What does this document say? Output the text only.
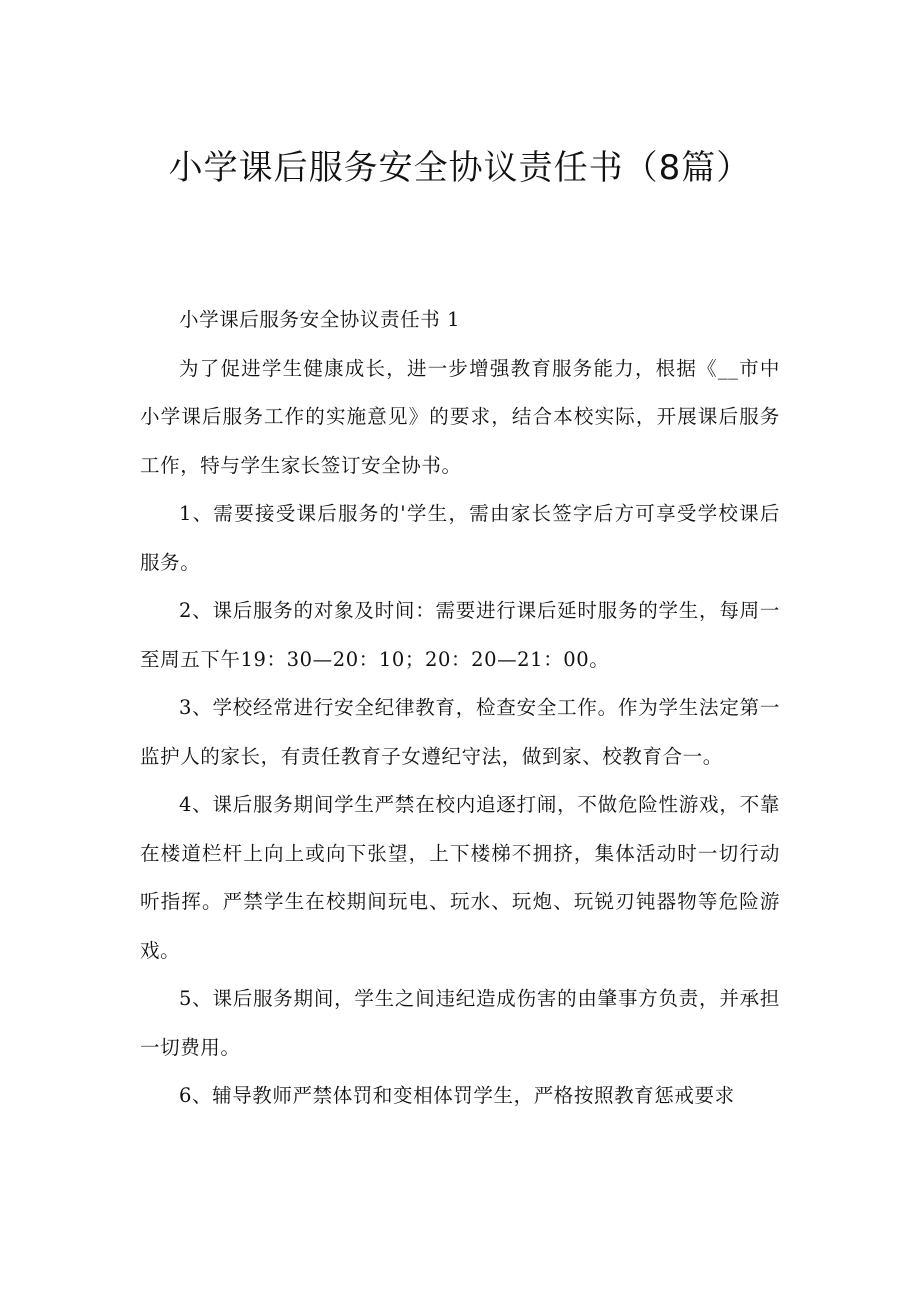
小学课后服务安全协议责任书（8篇）

小学课后服务安全协议责任书 1

为了促进学生健康成长，进一步增强教育服务能力，根据《__市中小学课后服务工作的实施意见》的要求，结合本校实际，开展课后服务工作，特与学生家长签订安全协书。

1、需要接受课后服务的'学生，需由家长签字后方可享受学校课后服务。

2、课后服务的对象及时间：需要进行课后延时服务的学生，每周一至周五下午19：30—20：10；20：20—21：00。

3、学校经常进行安全纪律教育，检查安全工作。作为学生法定第一监护人的家长，有责任教育子女遵纪守法，做到家、校教育合一。

4、课后服务期间学生严禁在校内追逐打闹，不做危险性游戏，不靠在楼道栏杆上向上或向下张望，上下楼梯不拥挤，集体活动时一切行动听指挥。严禁学生在校期间玩电、玩水、玩炮、玩锐刃钝器物等危险游戏。

5、课后服务期间，学生之间违纪造成伤害的由肇事方负责，并承担一切费用。

6、辅导教师严禁体罚和变相体罚学生，严格按照教育惩戒要求
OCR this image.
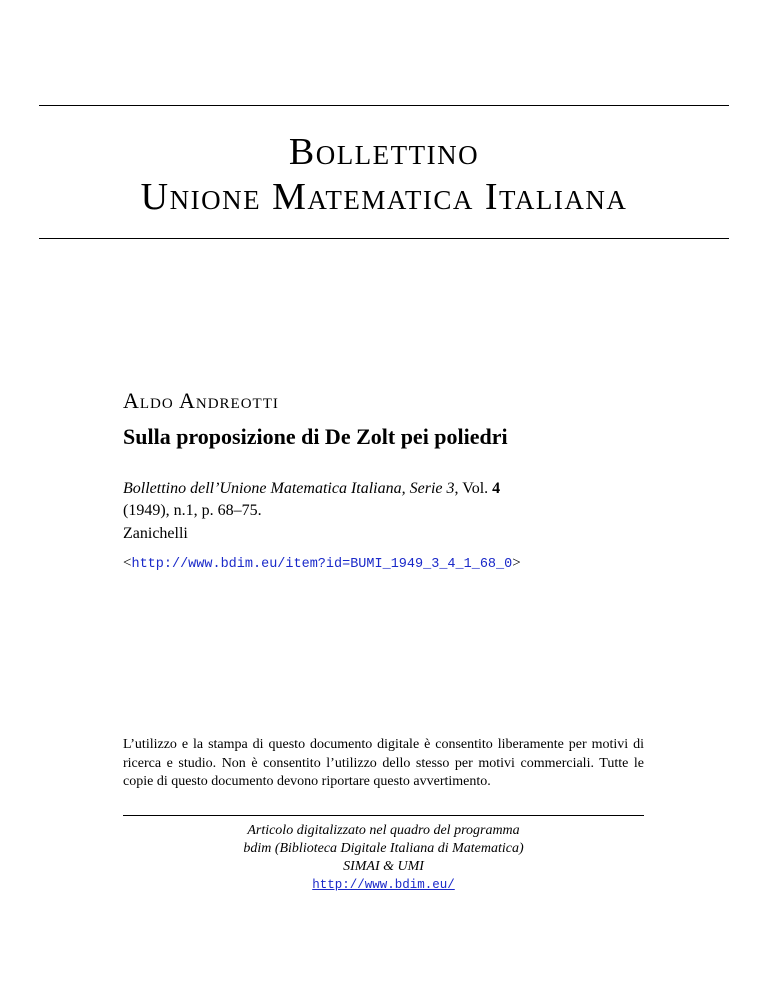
Bollettino
Unione Matematica Italiana
Aldo Andreotti
Sulla proposizione di De Zolt pei poliedri
Bollettino dell’Unione Matematica Italiana, Serie 3, Vol. 4
(1949), n.1, p. 68–75.
Zanichelli
<http://www.bdim.eu/item?id=BUMI_1949_3_4_1_68_0>
L’utilizzo e la stampa di questo documento digitale è consentito liberamente per motivi di ricerca e studio. Non è consentito l’utilizzo dello stesso per motivi commerciali. Tutte le copie di questo documento devono riportare questo avvertimento.
Articolo digitalizzato nel quadro del programma
bdim (Biblioteca Digitale Italiana di Matematica)
SIMAI & UMI
http://www.bdim.eu/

□ □ □ □ □ □ □

Your task: Extract, from the material above, each line holding the word "bdim".

Output for this exercise:
<http://www.bdim.eu/item?id=BUMI_1949_3_4_1_68_0>
bdim (Biblioteca Digitale Italiana di Matematica)
http://www.bdim.eu/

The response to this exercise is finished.